Part of a data file
╭──

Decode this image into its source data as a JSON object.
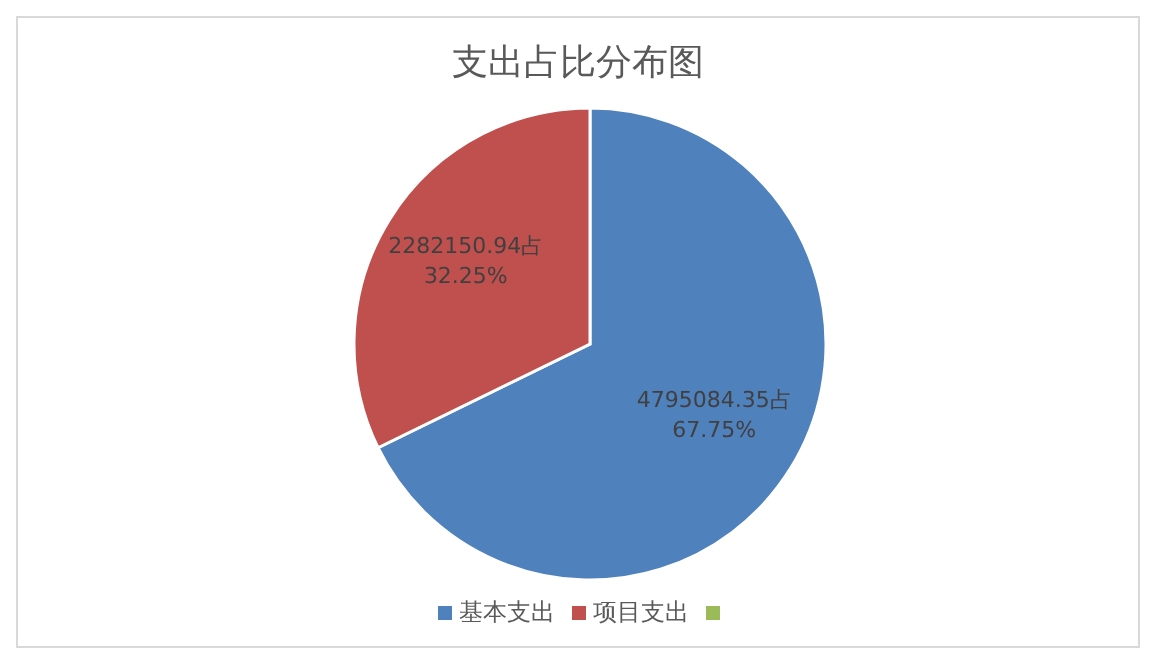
{
  "chart_data": {
    "type": "pie",
    "title": "支出占比分布图",
    "categories": [
      "基本支出",
      "项目支出",
      null
    ],
    "values": [
      4795084.35,
      2282150.94,
      0
    ],
    "colors": [
      "#4f81bd",
      "#c0504d",
      "#9bbb59"
    ],
    "value_labels": [
      "4795084.35占\n67.75%",
      "2282150.94占\n32.25%",
      null
    ],
    "legend": "bottom"
  }
}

╰──

### THE PROBLEM
Repeat the data in full and exactly. Omit pictures.

### OUTPUT FOR THIS TASK
Decode this image into its source data as a JSON object.
{
  "chart_data": {
    "type": "pie",
    "title": "支出占比分布图",
    "categories": [
      "基本支出",
      "项目支出",
      null
    ],
    "values": [
      4795084.35,
      2282150.94,
      0
    ],
    "colors": [
      "#4f81bd",
      "#c0504d",
      "#9bbb59"
    ],
    "value_labels": [
      "4795084.35占\n67.75%",
      "2282150.94占\n32.25%",
      null
    ],
    "legend": "bottom"
  }
}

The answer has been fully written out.